Information supplied »

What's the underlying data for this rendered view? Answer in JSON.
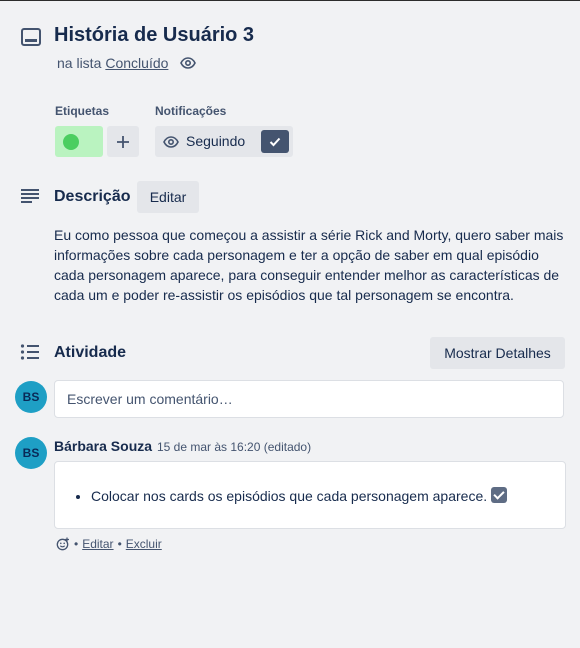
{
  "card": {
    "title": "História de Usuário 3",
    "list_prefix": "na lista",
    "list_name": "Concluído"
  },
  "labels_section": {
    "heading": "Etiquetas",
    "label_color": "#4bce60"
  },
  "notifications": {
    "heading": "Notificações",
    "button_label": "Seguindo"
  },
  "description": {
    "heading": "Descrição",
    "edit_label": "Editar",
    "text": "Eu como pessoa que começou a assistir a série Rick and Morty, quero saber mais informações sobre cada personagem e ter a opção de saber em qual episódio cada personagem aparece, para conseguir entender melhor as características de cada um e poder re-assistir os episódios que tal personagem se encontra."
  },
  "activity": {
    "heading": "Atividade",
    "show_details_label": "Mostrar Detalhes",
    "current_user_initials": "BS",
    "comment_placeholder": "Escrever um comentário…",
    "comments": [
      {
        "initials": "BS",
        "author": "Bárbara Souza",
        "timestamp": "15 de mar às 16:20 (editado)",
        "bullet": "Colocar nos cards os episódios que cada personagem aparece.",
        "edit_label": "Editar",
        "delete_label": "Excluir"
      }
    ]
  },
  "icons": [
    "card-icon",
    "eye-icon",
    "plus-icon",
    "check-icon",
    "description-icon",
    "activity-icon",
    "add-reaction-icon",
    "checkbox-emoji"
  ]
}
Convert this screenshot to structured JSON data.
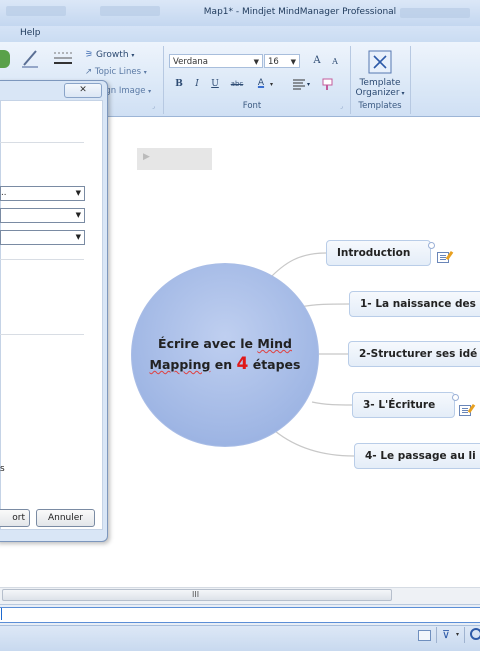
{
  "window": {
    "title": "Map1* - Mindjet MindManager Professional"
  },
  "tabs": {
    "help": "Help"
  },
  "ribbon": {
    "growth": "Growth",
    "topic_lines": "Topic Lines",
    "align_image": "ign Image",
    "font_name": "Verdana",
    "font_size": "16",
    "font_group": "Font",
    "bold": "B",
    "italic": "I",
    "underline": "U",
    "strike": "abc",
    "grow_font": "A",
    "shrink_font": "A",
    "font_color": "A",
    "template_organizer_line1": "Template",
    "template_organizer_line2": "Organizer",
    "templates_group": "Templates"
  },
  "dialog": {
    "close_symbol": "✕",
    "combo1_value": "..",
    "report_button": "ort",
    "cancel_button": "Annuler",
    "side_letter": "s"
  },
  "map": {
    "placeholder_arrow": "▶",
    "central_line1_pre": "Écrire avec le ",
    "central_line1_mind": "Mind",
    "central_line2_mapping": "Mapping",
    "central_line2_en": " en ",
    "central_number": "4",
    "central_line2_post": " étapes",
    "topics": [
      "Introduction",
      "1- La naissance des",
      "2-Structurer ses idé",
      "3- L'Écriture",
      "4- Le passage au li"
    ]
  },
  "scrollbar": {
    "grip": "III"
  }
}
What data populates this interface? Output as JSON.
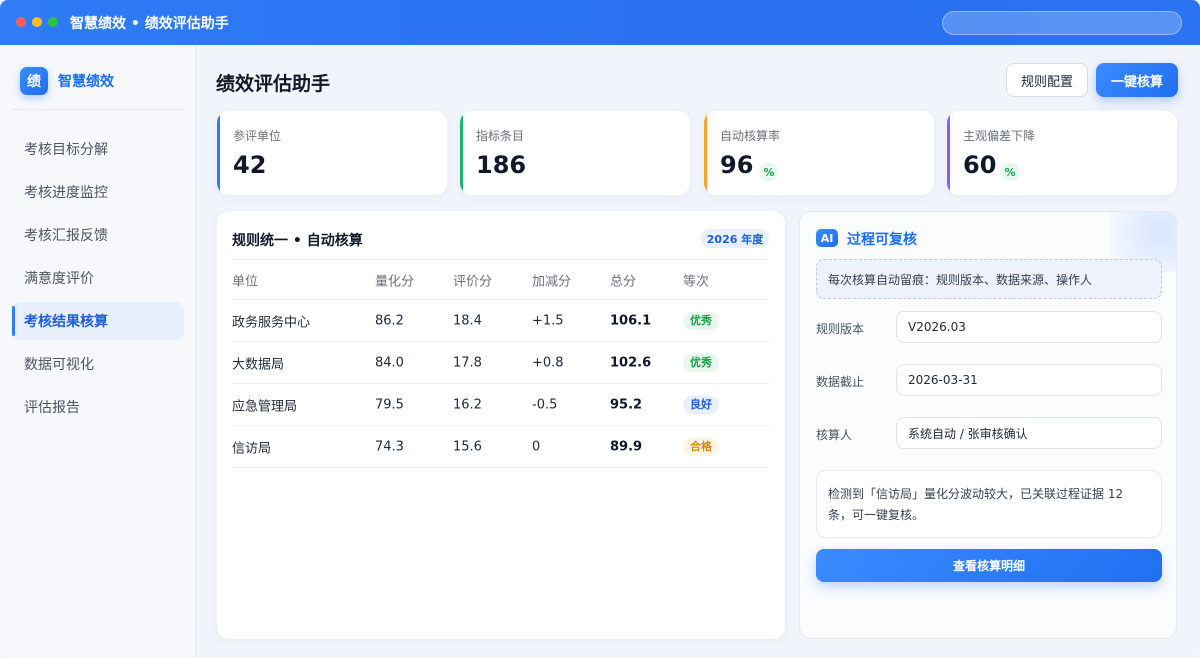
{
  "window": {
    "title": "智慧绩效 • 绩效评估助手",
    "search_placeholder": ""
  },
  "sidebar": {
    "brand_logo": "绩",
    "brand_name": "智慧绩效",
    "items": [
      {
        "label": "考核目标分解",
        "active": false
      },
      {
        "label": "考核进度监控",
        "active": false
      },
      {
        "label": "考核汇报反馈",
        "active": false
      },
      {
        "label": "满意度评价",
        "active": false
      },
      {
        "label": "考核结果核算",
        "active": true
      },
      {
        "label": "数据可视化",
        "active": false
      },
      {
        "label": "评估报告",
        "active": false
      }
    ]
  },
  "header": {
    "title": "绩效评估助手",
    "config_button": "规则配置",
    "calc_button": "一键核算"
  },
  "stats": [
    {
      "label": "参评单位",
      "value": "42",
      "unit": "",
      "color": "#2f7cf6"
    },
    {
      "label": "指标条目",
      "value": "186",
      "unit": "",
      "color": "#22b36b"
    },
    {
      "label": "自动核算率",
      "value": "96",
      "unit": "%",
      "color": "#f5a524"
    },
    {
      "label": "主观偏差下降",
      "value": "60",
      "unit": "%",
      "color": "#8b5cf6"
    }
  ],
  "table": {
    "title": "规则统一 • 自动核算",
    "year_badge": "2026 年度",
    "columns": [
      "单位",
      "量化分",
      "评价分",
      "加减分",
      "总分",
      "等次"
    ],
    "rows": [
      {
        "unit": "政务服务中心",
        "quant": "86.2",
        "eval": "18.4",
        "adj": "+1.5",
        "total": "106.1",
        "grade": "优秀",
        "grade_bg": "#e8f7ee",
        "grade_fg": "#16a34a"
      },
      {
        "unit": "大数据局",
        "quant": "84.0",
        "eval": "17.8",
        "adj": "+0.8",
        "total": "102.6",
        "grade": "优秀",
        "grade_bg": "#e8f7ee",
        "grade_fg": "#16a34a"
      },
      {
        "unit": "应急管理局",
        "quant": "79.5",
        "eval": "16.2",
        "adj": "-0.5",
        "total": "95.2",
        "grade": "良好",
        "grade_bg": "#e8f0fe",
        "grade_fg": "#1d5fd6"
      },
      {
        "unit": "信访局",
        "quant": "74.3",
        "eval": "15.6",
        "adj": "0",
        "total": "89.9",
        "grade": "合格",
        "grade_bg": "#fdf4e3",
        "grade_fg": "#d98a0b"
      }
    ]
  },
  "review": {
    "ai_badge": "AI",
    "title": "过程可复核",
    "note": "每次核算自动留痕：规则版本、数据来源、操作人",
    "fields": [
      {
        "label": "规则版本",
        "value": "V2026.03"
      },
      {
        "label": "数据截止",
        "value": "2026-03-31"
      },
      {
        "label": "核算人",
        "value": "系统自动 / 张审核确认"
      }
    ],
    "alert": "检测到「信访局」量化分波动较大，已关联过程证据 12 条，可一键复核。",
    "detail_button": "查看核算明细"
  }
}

Directions for this task »
Leave out the pictures and copy every record above exactly.

Right answer »
What's the underlying data for this rendered view? Answer in JSON.
{
  "card": {
    "title": "História de Usuário 3",
    "list_prefix": "na lista",
    "list_name": "Concluído"
  },
  "labels_section": {
    "heading": "Etiquetas",
    "label_color": "#4bce60"
  },
  "notifications": {
    "heading": "Notificações",
    "button_label": "Seguindo"
  },
  "description": {
    "heading": "Descrição",
    "edit_label": "Editar",
    "text": "Eu como pessoa que começou a assistir a série Rick and Morty, quero saber mais informações sobre cada personagem e ter a opção de saber em qual episódio cada personagem aparece, para conseguir entender melhor as características de cada um e poder re-assistir os episódios que tal personagem se encontra."
  },
  "activity": {
    "heading": "Atividade",
    "show_details_label": "Mostrar Detalhes",
    "current_user_initials": "BS",
    "comment_placeholder": "Escrever um comentário…",
    "comments": [
      {
        "initials": "BS",
        "author": "Bárbara Souza",
        "timestamp": "15 de mar às 16:20 (editado)",
        "bullet": "Colocar nos cards os episódios que cada personagem aparece.",
        "edit_label": "Editar",
        "delete_label": "Excluir"
      }
    ]
  },
  "icons": [
    "card-icon",
    "eye-icon",
    "plus-icon",
    "check-icon",
    "description-icon",
    "activity-icon",
    "add-reaction-icon",
    "checkbox-emoji"
  ]
}
Convert this screenshot to structured JSON data.
{
  "window": {
    "title": "Map1* - Mindjet MindManager Professional"
  },
  "tabs": {
    "help": "Help"
  },
  "ribbon": {
    "growth": "Growth",
    "topic_lines": "Topic Lines",
    "align_image": "ign Image",
    "font_name": "Verdana",
    "font_size": "16",
    "font_group": "Font",
    "bold": "B",
    "italic": "I",
    "underline": "U",
    "strike": "abc",
    "grow_font": "A",
    "shrink_font": "A",
    "font_color": "A",
    "template_organizer_line1": "Template",
    "template_organizer_line2": "Organizer",
    "templates_group": "Templates"
  },
  "dialog": {
    "close_symbol": "✕",
    "combo1_value": "..",
    "report_button": "ort",
    "cancel_button": "Annuler",
    "side_letter": "s"
  },
  "map": {
    "placeholder_arrow": "▶",
    "central_line1_pre": "Écrire avec le ",
    "central_line1_mind": "Mind",
    "central_line2_mapping": "Mapping",
    "central_line2_en": " en ",
    "central_number": "4",
    "central_line2_post": " étapes",
    "topics": [
      "Introduction",
      "1- La naissance des",
      "2-Structurer ses idé",
      "3- L'Écriture",
      "4- Le passage au li"
    ]
  },
  "scrollbar": {
    "grip": "III"
  }
}
What data populates this interface? Output as JSON.
{
  "window": {
    "title": "智慧绩效 • 绩效评估助手",
    "search_placeholder": ""
  },
  "sidebar": {
    "brand_logo": "绩",
    "brand_name": "智慧绩效",
    "items": [
      {
        "label": "考核目标分解",
        "active": false
      },
      {
        "label": "考核进度监控",
        "active": false
      },
      {
        "label": "考核汇报反馈",
        "active": false
      },
      {
        "label": "满意度评价",
        "active": false
      },
      {
        "label": "考核结果核算",
        "active": true
      },
      {
        "label": "数据可视化",
        "active": false
      },
      {
        "label": "评估报告",
        "active": false
      }
    ]
  },
  "header": {
    "title": "绩效评估助手",
    "config_button": "规则配置",
    "calc_button": "一键核算"
  },
  "stats": [
    {
      "label": "参评单位",
      "value": "42",
      "unit": "",
      "color": "#2f7cf6"
    },
    {
      "label": "指标条目",
      "value": "186",
      "unit": "",
      "color": "#22b36b"
    },
    {
      "label": "自动核算率",
      "value": "96",
      "unit": "%",
      "color": "#f5a524"
    },
    {
      "label": "主观偏差下降",
      "value": "60",
      "unit": "%",
      "color": "#8b5cf6"
    }
  ],
  "table": {
    "title": "规则统一 • 自动核算",
    "year_badge": "2026 年度",
    "columns": [
      "单位",
      "量化分",
      "评价分",
      "加减分",
      "总分",
      "等次"
    ],
    "rows": [
      {
        "unit": "政务服务中心",
        "quant": "86.2",
        "eval": "18.4",
        "adj": "+1.5",
        "total": "106.1",
        "grade": "优秀",
        "grade_bg": "#e8f7ee",
        "grade_fg": "#16a34a"
      },
      {
        "unit": "大数据局",
        "quant": "84.0",
        "eval": "17.8",
        "adj": "+0.8",
        "total": "102.6",
        "grade": "优秀",
        "grade_bg": "#e8f7ee",
        "grade_fg": "#16a34a"
      },
      {
        "unit": "应急管理局",
        "quant": "79.5",
        "eval": "16.2",
        "adj": "-0.5",
        "total": "95.2",
        "grade": "良好",
        "grade_bg": "#e8f0fe",
        "grade_fg": "#1d5fd6"
      },
      {
        "unit": "信访局",
        "quant": "74.3",
        "eval": "15.6",
        "adj": "0",
        "total": "89.9",
        "grade": "合格",
        "grade_bg": "#fdf4e3",
        "grade_fg": "#d98a0b"
      }
    ]
  },
  "review": {
    "ai_badge": "AI",
    "title": "过程可复核",
    "note": "每次核算自动留痕：规则版本、数据来源、操作人",
    "fields": [
      {
        "label": "规则版本",
        "value": "V2026.03"
      },
      {
        "label": "数据截止",
        "value": "2026-03-31"
      },
      {
        "label": "核算人",
        "value": "系统自动 / 张审核确认"
      }
    ],
    "alert": "检测到「信访局」量化分波动较大，已关联过程证据 12 条，可一键复核。",
    "detail_button": "查看核算明细"
  }
}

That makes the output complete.